_MATERIAL FOR THIS EXERCISE:_
┌──

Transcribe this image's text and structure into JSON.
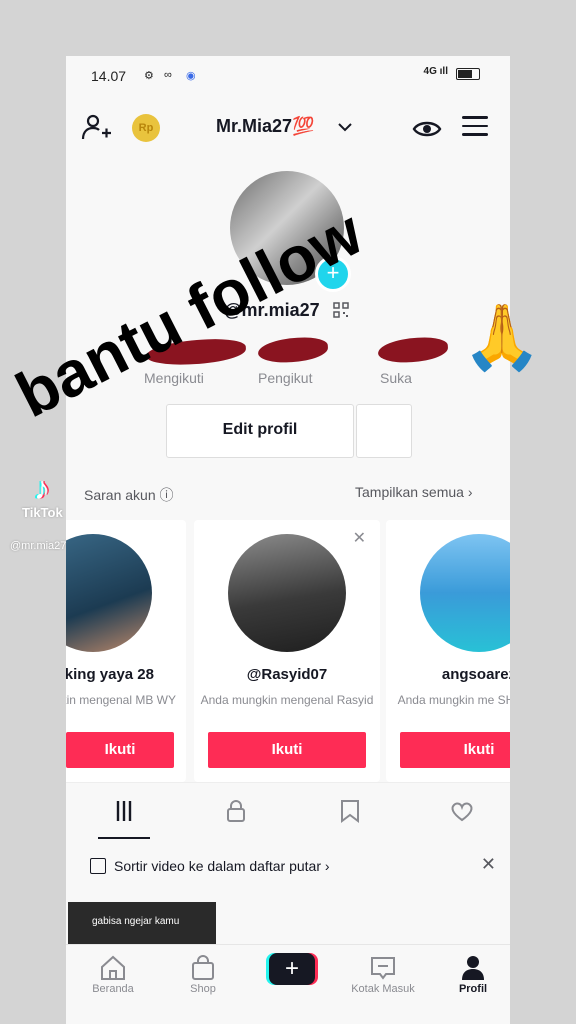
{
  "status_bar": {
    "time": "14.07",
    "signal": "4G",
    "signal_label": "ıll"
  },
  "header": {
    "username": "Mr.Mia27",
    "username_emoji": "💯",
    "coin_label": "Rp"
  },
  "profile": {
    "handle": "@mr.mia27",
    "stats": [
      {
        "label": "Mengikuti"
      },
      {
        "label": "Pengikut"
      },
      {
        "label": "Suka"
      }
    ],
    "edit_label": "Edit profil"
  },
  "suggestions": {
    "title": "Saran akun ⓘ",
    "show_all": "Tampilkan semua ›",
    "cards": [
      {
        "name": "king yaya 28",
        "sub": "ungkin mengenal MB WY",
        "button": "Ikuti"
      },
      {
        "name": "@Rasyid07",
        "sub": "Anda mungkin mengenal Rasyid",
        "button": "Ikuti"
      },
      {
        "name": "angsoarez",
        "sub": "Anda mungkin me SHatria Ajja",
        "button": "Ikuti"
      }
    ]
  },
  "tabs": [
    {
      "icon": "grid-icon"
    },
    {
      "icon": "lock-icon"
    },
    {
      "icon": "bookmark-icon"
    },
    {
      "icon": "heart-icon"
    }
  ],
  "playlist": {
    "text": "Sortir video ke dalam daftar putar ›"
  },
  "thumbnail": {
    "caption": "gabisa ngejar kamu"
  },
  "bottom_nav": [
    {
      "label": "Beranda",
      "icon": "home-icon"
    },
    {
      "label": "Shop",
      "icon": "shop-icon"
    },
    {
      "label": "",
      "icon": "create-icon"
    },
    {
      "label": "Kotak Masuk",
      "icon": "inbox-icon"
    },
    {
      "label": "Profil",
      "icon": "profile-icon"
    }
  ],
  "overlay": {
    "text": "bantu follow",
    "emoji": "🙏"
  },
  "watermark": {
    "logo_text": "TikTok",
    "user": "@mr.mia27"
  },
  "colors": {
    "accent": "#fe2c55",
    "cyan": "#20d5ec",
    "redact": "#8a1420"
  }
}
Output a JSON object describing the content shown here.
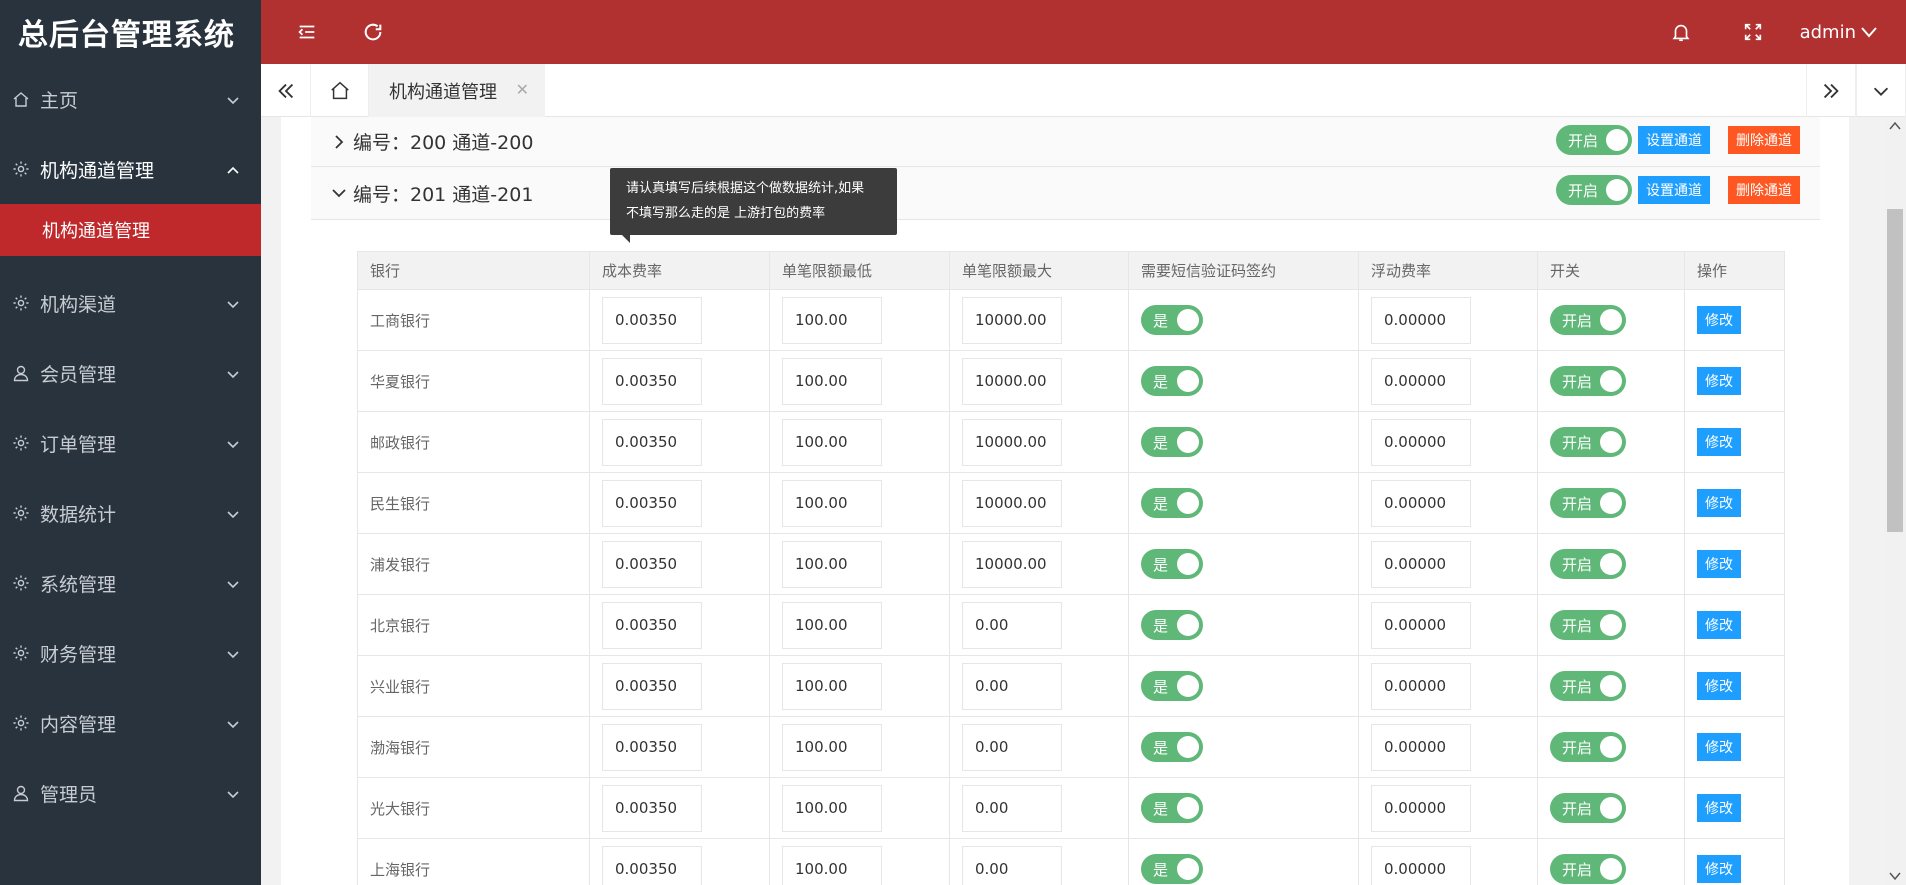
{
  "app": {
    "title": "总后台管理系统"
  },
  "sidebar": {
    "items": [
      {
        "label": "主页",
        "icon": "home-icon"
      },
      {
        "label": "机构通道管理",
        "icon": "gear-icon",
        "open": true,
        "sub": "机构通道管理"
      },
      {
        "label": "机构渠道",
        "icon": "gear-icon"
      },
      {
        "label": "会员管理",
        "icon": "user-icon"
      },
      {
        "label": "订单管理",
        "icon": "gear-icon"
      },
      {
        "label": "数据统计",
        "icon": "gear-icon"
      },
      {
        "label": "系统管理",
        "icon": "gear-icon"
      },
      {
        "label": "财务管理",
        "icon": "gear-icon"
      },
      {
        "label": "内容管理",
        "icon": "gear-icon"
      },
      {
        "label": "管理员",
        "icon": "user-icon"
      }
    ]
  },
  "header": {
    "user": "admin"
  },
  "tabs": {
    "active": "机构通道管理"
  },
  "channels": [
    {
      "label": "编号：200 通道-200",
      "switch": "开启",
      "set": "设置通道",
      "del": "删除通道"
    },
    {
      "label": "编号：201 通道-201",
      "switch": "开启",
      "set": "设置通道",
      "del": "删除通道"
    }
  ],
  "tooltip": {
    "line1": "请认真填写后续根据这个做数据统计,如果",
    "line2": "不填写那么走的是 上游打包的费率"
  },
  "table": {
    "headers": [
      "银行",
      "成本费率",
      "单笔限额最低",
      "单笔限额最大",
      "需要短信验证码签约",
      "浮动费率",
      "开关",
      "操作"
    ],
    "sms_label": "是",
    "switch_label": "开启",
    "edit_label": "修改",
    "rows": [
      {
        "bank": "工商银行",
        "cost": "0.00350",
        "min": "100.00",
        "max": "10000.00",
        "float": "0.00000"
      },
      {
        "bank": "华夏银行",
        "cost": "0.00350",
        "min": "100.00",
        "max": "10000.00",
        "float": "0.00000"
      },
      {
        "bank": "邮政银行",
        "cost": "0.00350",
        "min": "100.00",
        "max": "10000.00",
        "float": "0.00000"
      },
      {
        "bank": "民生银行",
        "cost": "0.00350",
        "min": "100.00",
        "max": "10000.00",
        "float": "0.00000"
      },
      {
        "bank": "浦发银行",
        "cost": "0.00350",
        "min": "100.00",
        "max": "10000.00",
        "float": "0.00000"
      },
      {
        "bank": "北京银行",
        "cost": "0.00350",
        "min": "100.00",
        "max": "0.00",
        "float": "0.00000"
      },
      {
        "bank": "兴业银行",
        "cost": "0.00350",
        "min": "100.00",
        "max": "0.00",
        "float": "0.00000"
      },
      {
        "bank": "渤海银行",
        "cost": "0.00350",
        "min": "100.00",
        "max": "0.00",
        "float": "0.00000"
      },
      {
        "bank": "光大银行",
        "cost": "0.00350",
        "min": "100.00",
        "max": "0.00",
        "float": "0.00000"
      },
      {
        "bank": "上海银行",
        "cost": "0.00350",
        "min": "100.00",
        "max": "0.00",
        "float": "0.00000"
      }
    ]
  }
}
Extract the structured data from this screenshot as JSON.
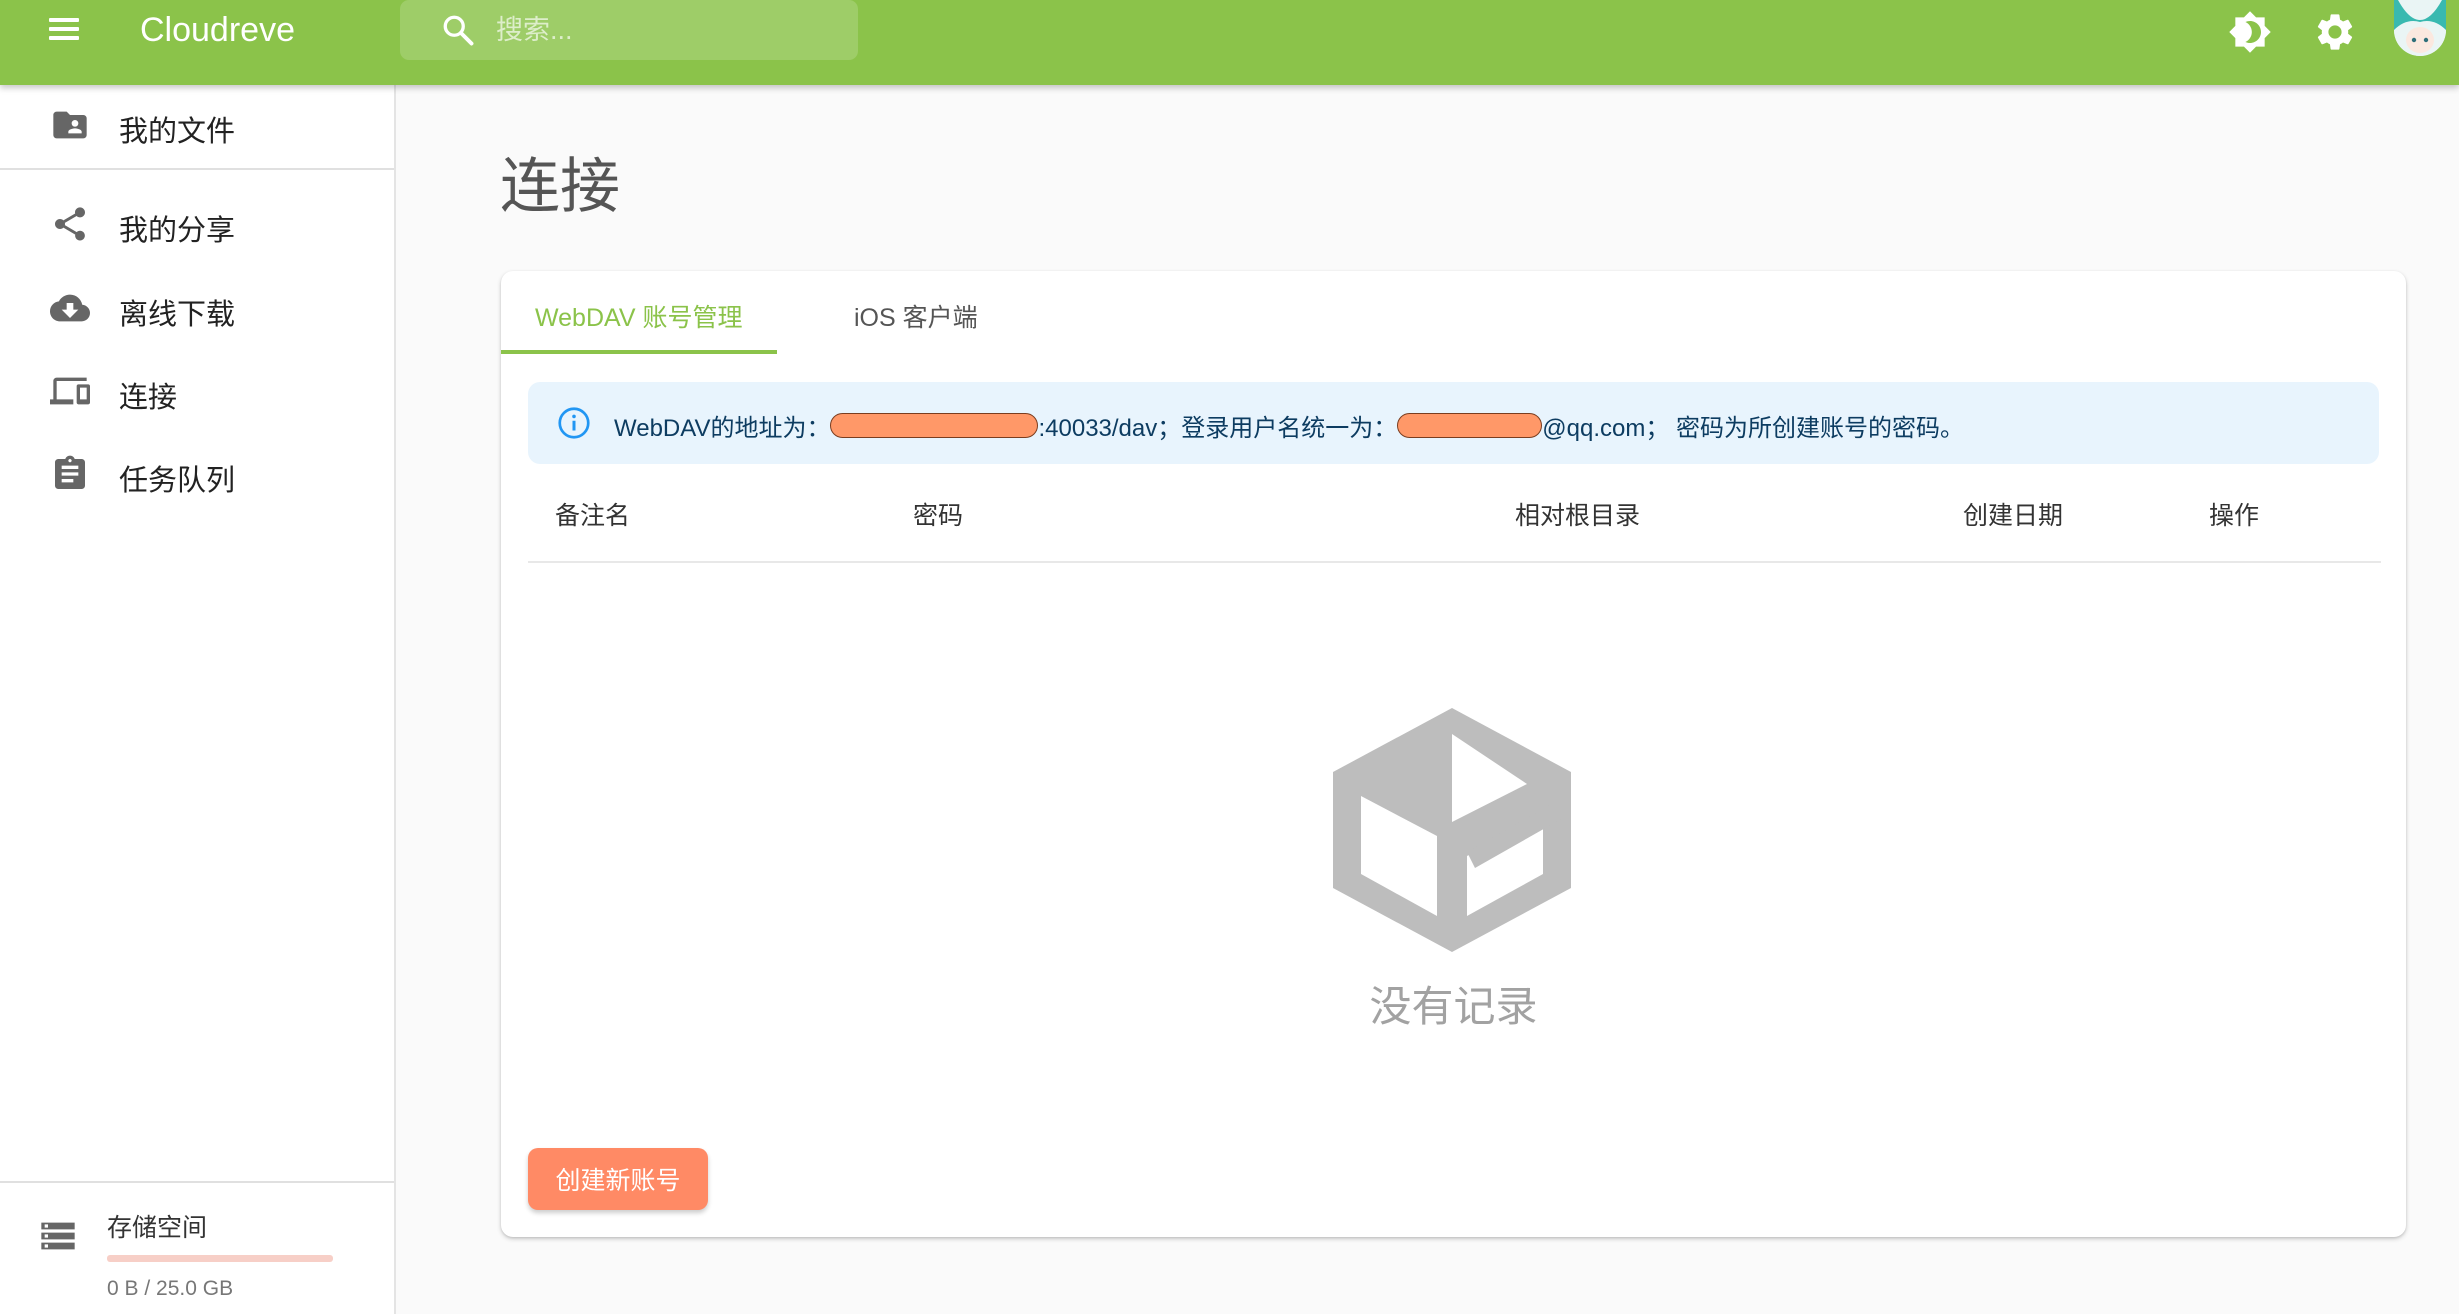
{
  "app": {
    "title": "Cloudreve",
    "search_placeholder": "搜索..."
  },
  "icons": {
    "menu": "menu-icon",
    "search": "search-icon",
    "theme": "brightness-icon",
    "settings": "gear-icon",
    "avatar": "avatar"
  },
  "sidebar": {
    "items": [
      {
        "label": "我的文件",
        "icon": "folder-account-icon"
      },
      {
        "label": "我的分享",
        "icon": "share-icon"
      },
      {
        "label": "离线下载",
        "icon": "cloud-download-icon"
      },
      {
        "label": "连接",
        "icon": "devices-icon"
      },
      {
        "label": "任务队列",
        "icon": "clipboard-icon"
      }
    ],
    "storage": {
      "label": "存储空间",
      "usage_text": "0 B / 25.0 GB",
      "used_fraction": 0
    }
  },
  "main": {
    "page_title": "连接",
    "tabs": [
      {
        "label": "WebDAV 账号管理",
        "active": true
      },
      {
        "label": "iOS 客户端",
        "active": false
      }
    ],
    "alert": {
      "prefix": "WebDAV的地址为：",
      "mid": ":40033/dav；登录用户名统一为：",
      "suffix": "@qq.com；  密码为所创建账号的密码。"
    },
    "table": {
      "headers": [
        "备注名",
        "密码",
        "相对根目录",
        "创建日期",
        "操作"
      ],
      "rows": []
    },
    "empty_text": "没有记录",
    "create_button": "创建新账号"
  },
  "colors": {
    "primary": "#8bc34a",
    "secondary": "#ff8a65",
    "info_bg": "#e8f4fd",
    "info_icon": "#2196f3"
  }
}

└──

_YOUR GOAL:_ Using the records above, gather all lines where the string "bank" is present.

_FINAL RESULT:_
        "bank": "工商银行",
        "bank": "华夏银行",
        "bank": "邮政银行",
        "bank": "民生银行",
        "bank": "浦发银行",
        "bank": "北京银行",
        "bank": "兴业银行",
        "bank": "渤海银行",
        "bank": "光大银行",
        "bank": "上海银行",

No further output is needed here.